* Start *

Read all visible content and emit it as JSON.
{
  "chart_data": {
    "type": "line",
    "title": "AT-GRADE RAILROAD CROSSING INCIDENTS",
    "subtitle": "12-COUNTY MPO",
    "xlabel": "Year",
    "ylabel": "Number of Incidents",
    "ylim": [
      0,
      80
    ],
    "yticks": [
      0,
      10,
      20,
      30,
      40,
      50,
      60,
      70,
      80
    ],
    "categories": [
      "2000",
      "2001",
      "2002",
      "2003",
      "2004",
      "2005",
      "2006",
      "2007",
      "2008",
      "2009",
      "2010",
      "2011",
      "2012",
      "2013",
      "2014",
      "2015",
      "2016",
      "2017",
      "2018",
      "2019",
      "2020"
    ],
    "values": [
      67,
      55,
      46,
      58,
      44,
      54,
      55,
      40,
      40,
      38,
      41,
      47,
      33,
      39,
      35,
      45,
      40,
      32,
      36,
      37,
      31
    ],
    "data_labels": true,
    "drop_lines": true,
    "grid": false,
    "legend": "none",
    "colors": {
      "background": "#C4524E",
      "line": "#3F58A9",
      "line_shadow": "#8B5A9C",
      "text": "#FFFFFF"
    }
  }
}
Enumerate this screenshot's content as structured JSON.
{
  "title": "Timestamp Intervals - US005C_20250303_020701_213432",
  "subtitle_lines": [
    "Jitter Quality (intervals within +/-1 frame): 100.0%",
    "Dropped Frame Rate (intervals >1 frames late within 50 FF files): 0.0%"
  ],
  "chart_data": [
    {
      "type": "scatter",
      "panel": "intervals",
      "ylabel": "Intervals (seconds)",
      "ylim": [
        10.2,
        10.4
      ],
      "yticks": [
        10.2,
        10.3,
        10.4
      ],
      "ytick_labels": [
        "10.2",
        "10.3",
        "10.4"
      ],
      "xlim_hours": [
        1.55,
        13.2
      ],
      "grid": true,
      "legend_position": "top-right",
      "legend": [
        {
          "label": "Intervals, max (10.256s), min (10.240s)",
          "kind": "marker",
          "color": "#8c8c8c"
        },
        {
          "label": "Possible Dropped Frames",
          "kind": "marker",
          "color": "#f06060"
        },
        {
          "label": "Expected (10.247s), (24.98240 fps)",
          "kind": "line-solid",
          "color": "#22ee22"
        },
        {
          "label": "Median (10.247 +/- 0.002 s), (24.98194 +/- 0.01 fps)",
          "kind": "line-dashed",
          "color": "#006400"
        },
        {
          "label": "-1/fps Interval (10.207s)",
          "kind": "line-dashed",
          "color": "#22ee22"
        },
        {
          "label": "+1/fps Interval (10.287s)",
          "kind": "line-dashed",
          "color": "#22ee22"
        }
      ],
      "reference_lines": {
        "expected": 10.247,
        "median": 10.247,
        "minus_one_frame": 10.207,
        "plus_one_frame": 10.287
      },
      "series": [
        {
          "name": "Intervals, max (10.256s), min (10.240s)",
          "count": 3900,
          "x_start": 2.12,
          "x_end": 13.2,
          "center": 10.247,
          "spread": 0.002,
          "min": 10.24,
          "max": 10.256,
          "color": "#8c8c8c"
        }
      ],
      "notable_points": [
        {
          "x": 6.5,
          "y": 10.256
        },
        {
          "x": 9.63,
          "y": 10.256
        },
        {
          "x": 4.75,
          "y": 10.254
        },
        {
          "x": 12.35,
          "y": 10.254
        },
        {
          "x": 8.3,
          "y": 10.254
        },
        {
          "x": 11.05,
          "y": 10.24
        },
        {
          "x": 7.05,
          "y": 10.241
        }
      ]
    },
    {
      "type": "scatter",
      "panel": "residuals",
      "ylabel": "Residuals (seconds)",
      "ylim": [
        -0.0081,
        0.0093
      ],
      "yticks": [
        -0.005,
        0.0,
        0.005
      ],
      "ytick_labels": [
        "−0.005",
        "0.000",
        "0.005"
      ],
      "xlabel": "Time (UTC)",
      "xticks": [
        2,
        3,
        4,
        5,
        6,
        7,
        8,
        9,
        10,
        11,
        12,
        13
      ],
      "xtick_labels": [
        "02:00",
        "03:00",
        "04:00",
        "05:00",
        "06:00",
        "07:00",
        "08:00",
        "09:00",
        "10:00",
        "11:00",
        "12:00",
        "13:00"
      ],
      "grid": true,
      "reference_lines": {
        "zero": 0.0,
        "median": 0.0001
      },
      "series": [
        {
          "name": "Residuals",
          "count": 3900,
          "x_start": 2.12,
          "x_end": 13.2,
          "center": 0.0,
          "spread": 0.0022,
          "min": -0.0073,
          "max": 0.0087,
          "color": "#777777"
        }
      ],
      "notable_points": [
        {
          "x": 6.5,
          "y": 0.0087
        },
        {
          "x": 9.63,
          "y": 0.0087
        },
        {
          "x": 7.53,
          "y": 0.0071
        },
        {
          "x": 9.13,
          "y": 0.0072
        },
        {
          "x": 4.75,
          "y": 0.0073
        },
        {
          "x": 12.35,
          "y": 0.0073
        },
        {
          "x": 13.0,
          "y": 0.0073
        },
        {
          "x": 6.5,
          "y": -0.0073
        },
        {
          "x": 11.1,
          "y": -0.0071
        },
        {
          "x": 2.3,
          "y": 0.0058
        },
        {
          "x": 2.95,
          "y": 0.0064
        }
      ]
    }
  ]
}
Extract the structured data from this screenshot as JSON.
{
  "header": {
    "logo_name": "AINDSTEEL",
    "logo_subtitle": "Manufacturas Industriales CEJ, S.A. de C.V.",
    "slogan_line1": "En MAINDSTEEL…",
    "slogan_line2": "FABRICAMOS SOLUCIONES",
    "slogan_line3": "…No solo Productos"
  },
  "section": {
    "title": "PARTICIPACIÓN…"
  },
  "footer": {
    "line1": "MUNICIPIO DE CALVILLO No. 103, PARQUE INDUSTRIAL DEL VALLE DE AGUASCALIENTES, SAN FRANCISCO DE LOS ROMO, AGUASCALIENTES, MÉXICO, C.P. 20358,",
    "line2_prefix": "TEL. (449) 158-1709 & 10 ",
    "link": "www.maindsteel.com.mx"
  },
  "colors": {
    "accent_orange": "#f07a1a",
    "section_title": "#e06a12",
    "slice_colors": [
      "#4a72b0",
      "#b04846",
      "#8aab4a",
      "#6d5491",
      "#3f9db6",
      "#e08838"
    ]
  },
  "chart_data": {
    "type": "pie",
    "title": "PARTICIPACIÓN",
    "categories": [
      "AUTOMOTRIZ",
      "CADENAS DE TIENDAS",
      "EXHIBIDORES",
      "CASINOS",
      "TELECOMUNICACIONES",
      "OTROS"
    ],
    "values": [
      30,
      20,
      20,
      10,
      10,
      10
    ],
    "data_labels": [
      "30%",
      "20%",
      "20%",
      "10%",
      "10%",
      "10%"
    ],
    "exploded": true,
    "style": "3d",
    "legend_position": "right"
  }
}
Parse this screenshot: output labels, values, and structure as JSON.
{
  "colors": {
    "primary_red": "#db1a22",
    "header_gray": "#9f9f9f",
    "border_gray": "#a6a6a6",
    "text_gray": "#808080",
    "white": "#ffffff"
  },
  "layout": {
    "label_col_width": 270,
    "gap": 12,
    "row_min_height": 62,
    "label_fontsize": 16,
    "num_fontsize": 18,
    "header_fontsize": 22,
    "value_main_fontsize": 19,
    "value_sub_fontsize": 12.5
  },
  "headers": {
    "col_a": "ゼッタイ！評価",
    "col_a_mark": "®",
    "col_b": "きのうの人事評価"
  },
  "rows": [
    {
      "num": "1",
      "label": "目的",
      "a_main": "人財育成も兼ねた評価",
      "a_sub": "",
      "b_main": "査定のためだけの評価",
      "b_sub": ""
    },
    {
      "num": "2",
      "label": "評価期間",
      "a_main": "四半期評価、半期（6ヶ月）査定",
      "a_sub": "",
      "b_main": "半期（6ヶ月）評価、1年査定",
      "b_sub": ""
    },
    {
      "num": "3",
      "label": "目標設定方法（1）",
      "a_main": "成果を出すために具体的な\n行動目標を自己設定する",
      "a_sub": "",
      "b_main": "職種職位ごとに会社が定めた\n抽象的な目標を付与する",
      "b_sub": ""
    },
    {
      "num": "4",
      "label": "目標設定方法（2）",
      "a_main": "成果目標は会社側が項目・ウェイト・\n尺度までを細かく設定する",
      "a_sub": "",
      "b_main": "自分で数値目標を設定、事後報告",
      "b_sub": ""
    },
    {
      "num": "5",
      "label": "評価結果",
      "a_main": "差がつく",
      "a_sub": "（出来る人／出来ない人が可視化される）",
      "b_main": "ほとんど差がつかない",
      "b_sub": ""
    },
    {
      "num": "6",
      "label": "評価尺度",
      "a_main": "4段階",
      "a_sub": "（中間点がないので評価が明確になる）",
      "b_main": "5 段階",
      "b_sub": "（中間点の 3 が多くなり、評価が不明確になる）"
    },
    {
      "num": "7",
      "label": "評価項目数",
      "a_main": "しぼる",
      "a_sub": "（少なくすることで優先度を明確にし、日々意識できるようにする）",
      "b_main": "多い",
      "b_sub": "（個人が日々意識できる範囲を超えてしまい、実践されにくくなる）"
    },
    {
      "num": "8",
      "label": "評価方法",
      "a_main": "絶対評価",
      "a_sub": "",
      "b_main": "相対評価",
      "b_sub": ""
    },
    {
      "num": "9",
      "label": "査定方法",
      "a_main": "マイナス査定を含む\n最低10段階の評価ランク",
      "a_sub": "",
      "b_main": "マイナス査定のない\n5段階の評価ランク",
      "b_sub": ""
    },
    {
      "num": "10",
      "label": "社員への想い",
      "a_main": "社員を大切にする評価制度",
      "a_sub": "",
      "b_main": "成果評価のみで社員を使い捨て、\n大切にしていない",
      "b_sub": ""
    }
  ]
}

* End *

GOAL OF THE EXERCISE: Every line that holds the string "true" should be returned.

EXERCISE RESULT:
    "data_labels": true,
    "drop_lines": true,
      "grid": true,
      "grid": true,
    "exploded": true,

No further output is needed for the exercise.